EXERCISE DIRECTIONS
Transcribe every entry word for word, leaving out all images.

Data entries for graphics
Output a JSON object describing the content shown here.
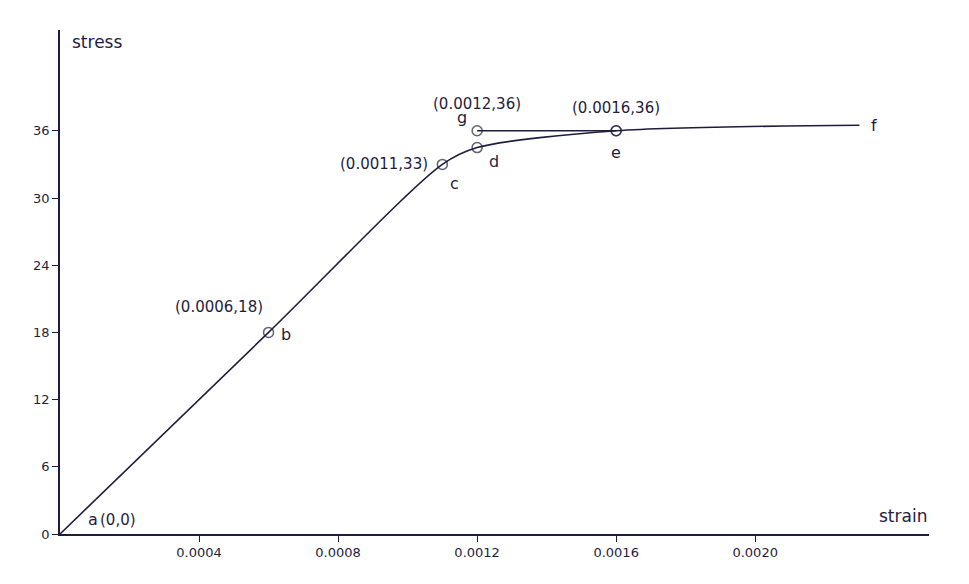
{
  "chart_data": {
    "type": "line",
    "x_label": "strain",
    "y_label": "stress",
    "xlim": [
      0,
      0.0025
    ],
    "ylim": [
      0,
      45
    ],
    "xticks": [
      0.0004,
      0.0008,
      0.0012,
      0.0016,
      {
        "value": 0.002,
        "label": "0.0020"
      }
    ],
    "yticks": [
      0,
      6,
      12,
      18,
      24,
      30,
      36
    ],
    "grid": false,
    "series": [
      {
        "x": [
          0,
          0.0006,
          0.0011,
          0.0012,
          0.0016,
          0.0023
        ],
        "values": [
          0,
          18,
          33,
          34.5,
          36,
          36.5
        ],
        "letters": [
          "a",
          "b",
          "c",
          "d",
          "e",
          "f"
        ],
        "value_labels": [
          "(0,0)",
          "(0.0006,18)",
          "(0.0011,33)",
          null,
          "(0.0016,36)",
          null
        ],
        "color": "#1f1d3d",
        "line_style": "smooth",
        "marker": "circle-open"
      },
      {
        "x": [
          0.0012,
          0.0016
        ],
        "values": [
          36,
          36
        ],
        "letters": [
          "g",
          null
        ],
        "value_labels": [
          "(0.0012,36)",
          null
        ],
        "color": "#1f1d3d",
        "line_style": "solid",
        "marker": "circle-open"
      }
    ]
  }
}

TASK OUTPUT
Output a JSON object describing the content shown here.
{
  "chart_data": {
    "type": "line",
    "x_label": "strain",
    "y_label": "stress",
    "xlim": [
      0,
      0.0025
    ],
    "ylim": [
      0,
      45
    ],
    "xticks": [
      0.0004,
      0.0008,
      0.0012,
      0.0016,
      {
        "value": 0.002,
        "label": "0.0020"
      }
    ],
    "yticks": [
      0,
      6,
      12,
      18,
      24,
      30,
      36
    ],
    "grid": false,
    "series": [
      {
        "x": [
          0,
          0.0006,
          0.0011,
          0.0012,
          0.0016,
          0.0023
        ],
        "values": [
          0,
          18,
          33,
          34.5,
          36,
          36.5
        ],
        "letters": [
          "a",
          "b",
          "c",
          "d",
          "e",
          "f"
        ],
        "value_labels": [
          "(0,0)",
          "(0.0006,18)",
          "(0.0011,33)",
          null,
          "(0.0016,36)",
          null
        ],
        "color": "#1f1d3d",
        "line_style": "smooth",
        "marker": "circle-open"
      },
      {
        "x": [
          0.0012,
          0.0016
        ],
        "values": [
          36,
          36
        ],
        "letters": [
          "g",
          null
        ],
        "value_labels": [
          "(0.0012,36)",
          null
        ],
        "color": "#1f1d3d",
        "line_style": "solid",
        "marker": "circle-open"
      }
    ]
  }
}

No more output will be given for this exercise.